Records for the exercise:
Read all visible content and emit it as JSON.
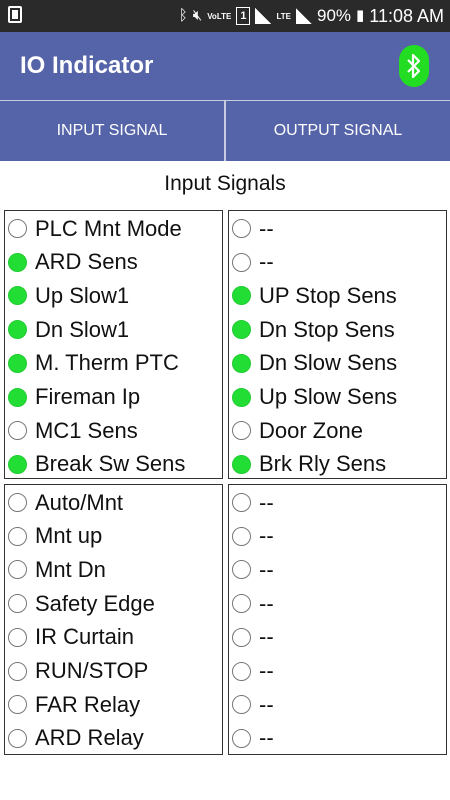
{
  "status_bar": {
    "volte": "VoLTE",
    "sim": "1",
    "lte": "LTE",
    "battery": "90%",
    "time": "11:08 AM"
  },
  "app_bar": {
    "title": "IO Indicator",
    "bluetooth_icon": "bluetooth-icon",
    "bluetooth_color": "#22dd22"
  },
  "tabs": [
    {
      "label": "INPUT SIGNAL"
    },
    {
      "label": "OUTPUT SIGNAL"
    }
  ],
  "section_title": "Input Signals",
  "colors": {
    "accent": "#5563a8",
    "on": "#22dd33"
  },
  "panels": {
    "top_left": [
      {
        "label": "PLC Mnt Mode",
        "on": false
      },
      {
        "label": "ARD Sens",
        "on": true
      },
      {
        "label": "Up Slow1",
        "on": true
      },
      {
        "label": "Dn Slow1",
        "on": true
      },
      {
        "label": "M. Therm PTC",
        "on": true
      },
      {
        "label": "Fireman Ip",
        "on": true
      },
      {
        "label": "MC1 Sens",
        "on": false
      },
      {
        "label": "Break Sw Sens",
        "on": true
      }
    ],
    "top_right": [
      {
        "label": "--",
        "on": false
      },
      {
        "label": "--",
        "on": false
      },
      {
        "label": "UP Stop Sens",
        "on": true
      },
      {
        "label": "Dn Stop Sens",
        "on": true
      },
      {
        "label": "Dn Slow Sens",
        "on": true
      },
      {
        "label": "Up Slow Sens",
        "on": true
      },
      {
        "label": "Door Zone",
        "on": false
      },
      {
        "label": "Brk Rly Sens",
        "on": true
      }
    ],
    "bottom_left": [
      {
        "label": "Auto/Mnt",
        "on": false
      },
      {
        "label": "Mnt up",
        "on": false
      },
      {
        "label": "Mnt Dn",
        "on": false
      },
      {
        "label": "Safety Edge",
        "on": false
      },
      {
        "label": "IR Curtain",
        "on": false
      },
      {
        "label": "RUN/STOP",
        "on": false
      },
      {
        "label": "FAR Relay",
        "on": false
      },
      {
        "label": "ARD Relay",
        "on": false
      }
    ],
    "bottom_right": [
      {
        "label": "--",
        "on": false
      },
      {
        "label": "--",
        "on": false
      },
      {
        "label": "--",
        "on": false
      },
      {
        "label": "--",
        "on": false
      },
      {
        "label": "--",
        "on": false
      },
      {
        "label": "--",
        "on": false
      },
      {
        "label": "--",
        "on": false
      },
      {
        "label": "--",
        "on": false
      }
    ]
  }
}
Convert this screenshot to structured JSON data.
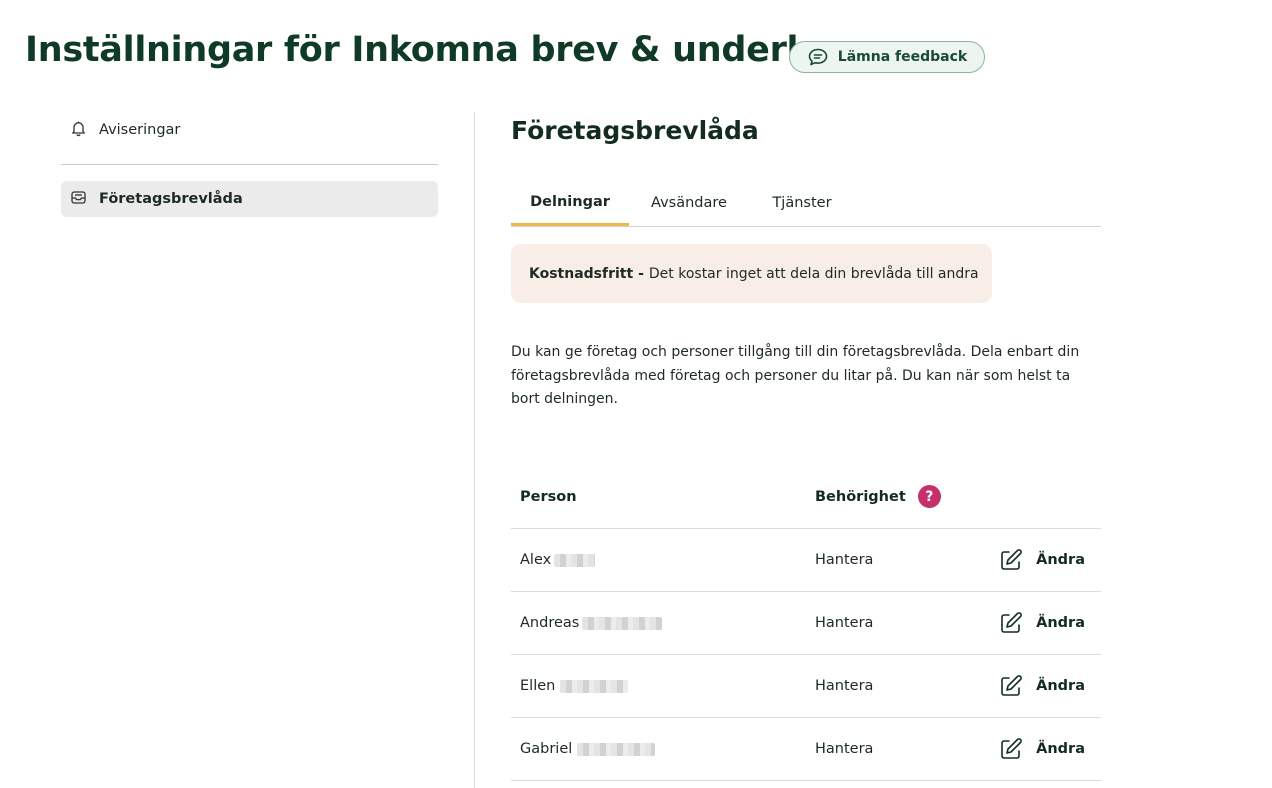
{
  "header": {
    "title": "Inställningar för Inkomna brev & underlag",
    "feedback_label": "Lämna feedback"
  },
  "sidebar": {
    "items": [
      {
        "label": "Aviseringar",
        "icon": "bell-icon"
      },
      {
        "label": "Företagsbrevlåda",
        "icon": "inbox-icon",
        "active": true
      }
    ]
  },
  "main": {
    "title": "Företagsbrevlåda",
    "tabs": [
      {
        "label": "Delningar",
        "active": true
      },
      {
        "label": "Avsändare"
      },
      {
        "label": "Tjänster"
      }
    ],
    "info": {
      "bold": "Kostnadsfritt -",
      "text": "Det kostar inget att dela din brevlåda till andra"
    },
    "description": "Du kan ge företag och personer tillgång till din företagsbrevlåda. Dela enbart din företagsbrevlåda med företag och personer du litar på. Du kan när som helst ta bort delningen.",
    "table": {
      "columns": {
        "person": "Person",
        "permission": "Behörighet",
        "help": "?"
      },
      "rows": [
        {
          "name": "Alex",
          "permission": "Hantera",
          "action": "Ändra"
        },
        {
          "name": "Andreas",
          "permission": "Hantera",
          "action": "Ändra"
        },
        {
          "name": "Ellen",
          "permission": "Hantera",
          "action": "Ändra"
        },
        {
          "name": "Gabriel",
          "permission": "Hantera",
          "action": "Ändra"
        }
      ]
    }
  },
  "colors": {
    "title": "#0f3a25",
    "tab_indicator": "#e8b94a",
    "info_bg": "#f8ede7",
    "help_icon": "#c52f6a",
    "feedback_bg": "#ecf5ef"
  }
}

Task brief:
Restate the data above word for word. Skip every picture.

Solution to this task:
Read all visible content and emit it as JSON.
{
  "status_bar": {
    "volte": "VoLTE",
    "sim": "1",
    "lte": "LTE",
    "battery": "90%",
    "time": "11:08 AM"
  },
  "app_bar": {
    "title": "IO Indicator",
    "bluetooth_icon": "bluetooth-icon",
    "bluetooth_color": "#22dd22"
  },
  "tabs": [
    {
      "label": "INPUT SIGNAL"
    },
    {
      "label": "OUTPUT SIGNAL"
    }
  ],
  "section_title": "Input Signals",
  "colors": {
    "accent": "#5563a8",
    "on": "#22dd33"
  },
  "panels": {
    "top_left": [
      {
        "label": "PLC Mnt Mode",
        "on": false
      },
      {
        "label": "ARD Sens",
        "on": true
      },
      {
        "label": "Up Slow1",
        "on": true
      },
      {
        "label": "Dn Slow1",
        "on": true
      },
      {
        "label": "M. Therm PTC",
        "on": true
      },
      {
        "label": "Fireman Ip",
        "on": true
      },
      {
        "label": "MC1 Sens",
        "on": false
      },
      {
        "label": "Break Sw Sens",
        "on": true
      }
    ],
    "top_right": [
      {
        "label": "--",
        "on": false
      },
      {
        "label": "--",
        "on": false
      },
      {
        "label": "UP Stop Sens",
        "on": true
      },
      {
        "label": "Dn Stop Sens",
        "on": true
      },
      {
        "label": "Dn Slow Sens",
        "on": true
      },
      {
        "label": "Up Slow Sens",
        "on": true
      },
      {
        "label": "Door Zone",
        "on": false
      },
      {
        "label": "Brk Rly Sens",
        "on": true
      }
    ],
    "bottom_left": [
      {
        "label": "Auto/Mnt",
        "on": false
      },
      {
        "label": "Mnt up",
        "on": false
      },
      {
        "label": "Mnt Dn",
        "on": false
      },
      {
        "label": "Safety Edge",
        "on": false
      },
      {
        "label": "IR Curtain",
        "on": false
      },
      {
        "label": "RUN/STOP",
        "on": false
      },
      {
        "label": "FAR Relay",
        "on": false
      },
      {
        "label": "ARD Relay",
        "on": false
      }
    ],
    "bottom_right": [
      {
        "label": "--",
        "on": false
      },
      {
        "label": "--",
        "on": false
      },
      {
        "label": "--",
        "on": false
      },
      {
        "label": "--",
        "on": false
      },
      {
        "label": "--",
        "on": false
      },
      {
        "label": "--",
        "on": false
      },
      {
        "label": "--",
        "on": false
      },
      {
        "label": "--",
        "on": false
      }
    ]
  }
}
Convert this screenshot to structured JSON data.
{
  "header": {
    "title": "Inställningar för Inkomna brev & underlag",
    "feedback_label": "Lämna feedback"
  },
  "sidebar": {
    "items": [
      {
        "label": "Aviseringar",
        "icon": "bell-icon"
      },
      {
        "label": "Företagsbrevlåda",
        "icon": "inbox-icon",
        "active": true
      }
    ]
  },
  "main": {
    "title": "Företagsbrevlåda",
    "tabs": [
      {
        "label": "Delningar",
        "active": true
      },
      {
        "label": "Avsändare"
      },
      {
        "label": "Tjänster"
      }
    ],
    "info": {
      "bold": "Kostnadsfritt -",
      "text": "Det kostar inget att dela din brevlåda till andra"
    },
    "description": "Du kan ge företag och personer tillgång till din företagsbrevlåda. Dela enbart din företagsbrevlåda med företag och personer du litar på. Du kan när som helst ta bort delningen.",
    "table": {
      "columns": {
        "person": "Person",
        "permission": "Behörighet",
        "help": "?"
      },
      "rows": [
        {
          "name": "Alex",
          "permission": "Hantera",
          "action": "Ändra"
        },
        {
          "name": "Andreas",
          "permission": "Hantera",
          "action": "Ändra"
        },
        {
          "name": "Ellen",
          "permission": "Hantera",
          "action": "Ändra"
        },
        {
          "name": "Gabriel",
          "permission": "Hantera",
          "action": "Ändra"
        }
      ]
    }
  },
  "colors": {
    "title": "#0f3a25",
    "tab_indicator": "#e8b94a",
    "info_bg": "#f8ede7",
    "help_icon": "#c52f6a",
    "feedback_bg": "#ecf5ef"
  }
}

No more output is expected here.